RECORD SET

──────────────────────────────

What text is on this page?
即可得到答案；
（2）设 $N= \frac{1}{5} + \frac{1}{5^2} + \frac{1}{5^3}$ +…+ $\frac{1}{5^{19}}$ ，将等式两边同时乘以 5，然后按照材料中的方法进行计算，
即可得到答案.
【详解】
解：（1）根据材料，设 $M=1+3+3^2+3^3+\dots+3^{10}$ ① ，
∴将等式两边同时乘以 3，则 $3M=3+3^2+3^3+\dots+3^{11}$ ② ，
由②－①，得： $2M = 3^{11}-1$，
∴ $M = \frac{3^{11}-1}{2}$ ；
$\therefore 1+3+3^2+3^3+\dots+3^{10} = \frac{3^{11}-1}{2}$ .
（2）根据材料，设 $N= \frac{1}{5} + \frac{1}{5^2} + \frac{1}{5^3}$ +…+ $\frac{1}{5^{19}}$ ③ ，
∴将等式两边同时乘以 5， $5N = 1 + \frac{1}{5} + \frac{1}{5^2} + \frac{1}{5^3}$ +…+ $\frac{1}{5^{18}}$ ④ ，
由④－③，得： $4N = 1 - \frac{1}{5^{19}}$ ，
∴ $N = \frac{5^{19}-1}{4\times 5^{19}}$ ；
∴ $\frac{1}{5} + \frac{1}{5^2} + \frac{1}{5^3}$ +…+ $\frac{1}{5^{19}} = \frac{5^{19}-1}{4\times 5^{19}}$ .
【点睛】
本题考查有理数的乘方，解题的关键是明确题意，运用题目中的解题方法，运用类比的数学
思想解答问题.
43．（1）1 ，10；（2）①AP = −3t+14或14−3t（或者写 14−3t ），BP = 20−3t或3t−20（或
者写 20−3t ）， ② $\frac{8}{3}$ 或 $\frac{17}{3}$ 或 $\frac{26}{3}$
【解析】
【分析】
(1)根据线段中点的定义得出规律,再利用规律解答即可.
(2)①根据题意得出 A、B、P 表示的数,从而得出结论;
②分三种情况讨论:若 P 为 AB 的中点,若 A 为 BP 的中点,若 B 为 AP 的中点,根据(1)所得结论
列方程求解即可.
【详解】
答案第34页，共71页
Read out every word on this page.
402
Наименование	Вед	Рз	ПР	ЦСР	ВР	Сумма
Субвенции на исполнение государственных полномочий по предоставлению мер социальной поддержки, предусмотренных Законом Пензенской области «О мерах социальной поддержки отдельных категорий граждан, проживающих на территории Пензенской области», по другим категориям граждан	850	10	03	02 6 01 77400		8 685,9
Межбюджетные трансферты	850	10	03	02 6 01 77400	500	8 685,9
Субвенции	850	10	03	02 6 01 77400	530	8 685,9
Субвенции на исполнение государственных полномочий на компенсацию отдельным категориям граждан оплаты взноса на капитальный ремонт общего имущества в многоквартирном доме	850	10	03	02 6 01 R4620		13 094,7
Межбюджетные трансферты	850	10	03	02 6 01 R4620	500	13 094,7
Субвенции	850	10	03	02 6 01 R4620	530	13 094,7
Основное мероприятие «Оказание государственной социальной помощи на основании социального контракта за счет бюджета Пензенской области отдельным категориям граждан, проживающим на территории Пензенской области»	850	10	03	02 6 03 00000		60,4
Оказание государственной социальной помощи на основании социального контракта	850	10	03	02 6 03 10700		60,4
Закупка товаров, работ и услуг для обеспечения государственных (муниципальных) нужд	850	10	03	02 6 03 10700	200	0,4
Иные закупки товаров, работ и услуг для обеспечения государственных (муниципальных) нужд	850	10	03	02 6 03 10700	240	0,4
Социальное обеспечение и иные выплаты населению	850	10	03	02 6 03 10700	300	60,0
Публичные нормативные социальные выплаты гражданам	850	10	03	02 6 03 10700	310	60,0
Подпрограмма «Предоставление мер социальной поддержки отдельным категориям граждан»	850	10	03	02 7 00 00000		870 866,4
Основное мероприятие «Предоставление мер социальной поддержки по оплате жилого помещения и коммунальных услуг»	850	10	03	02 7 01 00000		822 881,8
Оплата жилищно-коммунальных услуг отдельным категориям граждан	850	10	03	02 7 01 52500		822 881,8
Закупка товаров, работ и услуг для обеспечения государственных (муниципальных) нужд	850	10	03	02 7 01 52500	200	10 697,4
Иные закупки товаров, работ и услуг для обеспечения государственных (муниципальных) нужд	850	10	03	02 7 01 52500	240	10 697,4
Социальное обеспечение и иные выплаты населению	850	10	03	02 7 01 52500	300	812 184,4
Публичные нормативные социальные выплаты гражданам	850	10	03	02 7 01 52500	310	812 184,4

──────────────────────────────

WRITTEN EXERCISE
Search the preceding listing for "трансферты" and extract every line where it is found.

THE RESPONSE
Межбюджетные трансферты	850	10	03	02 6 01 77400	500	8 685,9
Межбюджетные трансферты	850	10	03	02 6 01 R4620	500	13 094,7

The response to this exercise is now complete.